** BEGIN RECORDS FOR THE EXERCISE **

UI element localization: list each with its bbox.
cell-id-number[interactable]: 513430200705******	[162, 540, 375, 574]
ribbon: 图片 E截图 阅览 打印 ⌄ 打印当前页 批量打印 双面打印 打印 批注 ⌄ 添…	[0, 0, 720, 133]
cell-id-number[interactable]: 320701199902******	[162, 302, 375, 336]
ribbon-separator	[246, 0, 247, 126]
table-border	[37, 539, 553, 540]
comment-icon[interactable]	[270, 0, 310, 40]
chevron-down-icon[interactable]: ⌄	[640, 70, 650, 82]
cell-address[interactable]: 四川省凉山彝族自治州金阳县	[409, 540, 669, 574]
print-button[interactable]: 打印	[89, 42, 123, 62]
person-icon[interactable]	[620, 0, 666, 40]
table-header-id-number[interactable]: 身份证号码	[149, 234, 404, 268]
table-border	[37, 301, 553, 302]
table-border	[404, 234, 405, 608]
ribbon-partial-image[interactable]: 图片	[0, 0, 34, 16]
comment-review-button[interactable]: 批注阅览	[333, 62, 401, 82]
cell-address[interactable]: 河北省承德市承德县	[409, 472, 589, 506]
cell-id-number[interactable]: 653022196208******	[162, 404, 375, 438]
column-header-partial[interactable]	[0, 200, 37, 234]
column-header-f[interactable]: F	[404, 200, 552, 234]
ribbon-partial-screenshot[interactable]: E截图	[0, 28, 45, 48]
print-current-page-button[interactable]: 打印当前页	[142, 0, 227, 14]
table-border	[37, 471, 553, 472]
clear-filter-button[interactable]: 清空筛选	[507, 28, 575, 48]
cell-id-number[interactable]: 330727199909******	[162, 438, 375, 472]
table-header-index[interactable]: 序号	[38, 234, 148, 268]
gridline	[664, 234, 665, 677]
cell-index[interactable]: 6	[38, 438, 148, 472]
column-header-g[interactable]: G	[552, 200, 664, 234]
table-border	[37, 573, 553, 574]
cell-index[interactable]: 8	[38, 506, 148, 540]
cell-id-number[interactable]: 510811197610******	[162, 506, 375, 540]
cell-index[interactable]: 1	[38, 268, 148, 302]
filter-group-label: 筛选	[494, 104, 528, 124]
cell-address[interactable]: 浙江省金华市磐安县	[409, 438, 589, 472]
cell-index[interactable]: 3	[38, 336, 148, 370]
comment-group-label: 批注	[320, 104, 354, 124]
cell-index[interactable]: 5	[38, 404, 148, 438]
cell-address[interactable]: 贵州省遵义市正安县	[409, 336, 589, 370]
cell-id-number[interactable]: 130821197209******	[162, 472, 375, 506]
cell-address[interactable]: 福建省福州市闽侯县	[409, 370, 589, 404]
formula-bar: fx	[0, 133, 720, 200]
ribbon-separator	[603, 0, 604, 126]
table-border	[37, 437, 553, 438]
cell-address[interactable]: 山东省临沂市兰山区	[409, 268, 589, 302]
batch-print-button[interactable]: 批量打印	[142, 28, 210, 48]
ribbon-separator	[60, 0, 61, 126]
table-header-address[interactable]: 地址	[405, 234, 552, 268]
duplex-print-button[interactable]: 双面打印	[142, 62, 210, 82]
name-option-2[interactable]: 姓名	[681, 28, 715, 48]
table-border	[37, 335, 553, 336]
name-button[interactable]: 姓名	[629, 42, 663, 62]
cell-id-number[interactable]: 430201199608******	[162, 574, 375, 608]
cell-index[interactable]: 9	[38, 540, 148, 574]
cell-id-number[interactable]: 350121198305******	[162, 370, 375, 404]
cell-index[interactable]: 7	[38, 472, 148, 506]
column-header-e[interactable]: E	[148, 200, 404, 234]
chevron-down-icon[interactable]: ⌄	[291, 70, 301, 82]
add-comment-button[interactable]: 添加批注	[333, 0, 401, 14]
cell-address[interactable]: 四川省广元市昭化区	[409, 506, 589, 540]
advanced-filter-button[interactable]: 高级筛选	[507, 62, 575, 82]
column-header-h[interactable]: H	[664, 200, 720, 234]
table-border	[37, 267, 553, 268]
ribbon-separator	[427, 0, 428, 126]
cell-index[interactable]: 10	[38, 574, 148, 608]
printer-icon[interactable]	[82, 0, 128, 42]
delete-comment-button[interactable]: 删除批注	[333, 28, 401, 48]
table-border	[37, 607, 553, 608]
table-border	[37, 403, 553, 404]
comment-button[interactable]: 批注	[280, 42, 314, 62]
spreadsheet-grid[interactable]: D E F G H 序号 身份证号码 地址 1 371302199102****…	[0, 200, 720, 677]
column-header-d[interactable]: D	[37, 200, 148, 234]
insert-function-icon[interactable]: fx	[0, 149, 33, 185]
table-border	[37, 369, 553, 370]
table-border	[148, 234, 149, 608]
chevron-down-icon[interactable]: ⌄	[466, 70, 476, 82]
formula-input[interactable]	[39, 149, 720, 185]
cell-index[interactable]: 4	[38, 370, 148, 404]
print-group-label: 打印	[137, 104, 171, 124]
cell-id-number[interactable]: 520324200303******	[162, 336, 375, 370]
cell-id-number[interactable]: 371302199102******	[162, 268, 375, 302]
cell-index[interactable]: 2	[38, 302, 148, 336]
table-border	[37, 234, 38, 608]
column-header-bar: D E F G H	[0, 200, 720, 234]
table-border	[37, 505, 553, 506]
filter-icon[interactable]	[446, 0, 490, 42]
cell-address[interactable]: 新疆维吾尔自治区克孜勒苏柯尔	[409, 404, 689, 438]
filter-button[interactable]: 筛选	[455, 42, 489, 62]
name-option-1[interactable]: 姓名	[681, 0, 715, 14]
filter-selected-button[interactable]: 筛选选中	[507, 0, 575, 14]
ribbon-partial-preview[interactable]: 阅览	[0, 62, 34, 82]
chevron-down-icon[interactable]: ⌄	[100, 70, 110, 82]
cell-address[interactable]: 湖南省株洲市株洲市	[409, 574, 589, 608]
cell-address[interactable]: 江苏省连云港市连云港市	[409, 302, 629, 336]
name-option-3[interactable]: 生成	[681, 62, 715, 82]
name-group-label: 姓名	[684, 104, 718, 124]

** END RECORDS FOR THE EXERCISE **

Can you quote the material line for line, from its first line through the line containing "62, 401, 82]", with both ends included?

UI element localization: list each with its bbox.
cell-id-number[interactable]: 513430200705******	[162, 540, 375, 574]
ribbon: 图片 E截图 阅览 打印 ⌄ 打印当前页 批量打印 双面打印 打印 批注 ⌄ 添…	[0, 0, 720, 133]
cell-id-number[interactable]: 320701199902******	[162, 302, 375, 336]
ribbon-separator	[246, 0, 247, 126]
table-border	[37, 539, 553, 540]
comment-icon[interactable]	[270, 0, 310, 40]
chevron-down-icon[interactable]: ⌄	[640, 70, 650, 82]
cell-address[interactable]: 四川省凉山彝族自治州金阳县	[409, 540, 669, 574]
print-button[interactable]: 打印	[89, 42, 123, 62]
person-icon[interactable]	[620, 0, 666, 40]
table-header-id-number[interactable]: 身份证号码	[149, 234, 404, 268]
table-border	[37, 301, 553, 302]
table-border	[404, 234, 405, 608]
ribbon-partial-image[interactable]: 图片	[0, 0, 34, 16]
comment-review-button[interactable]: 批注阅览	[333, 62, 401, 82]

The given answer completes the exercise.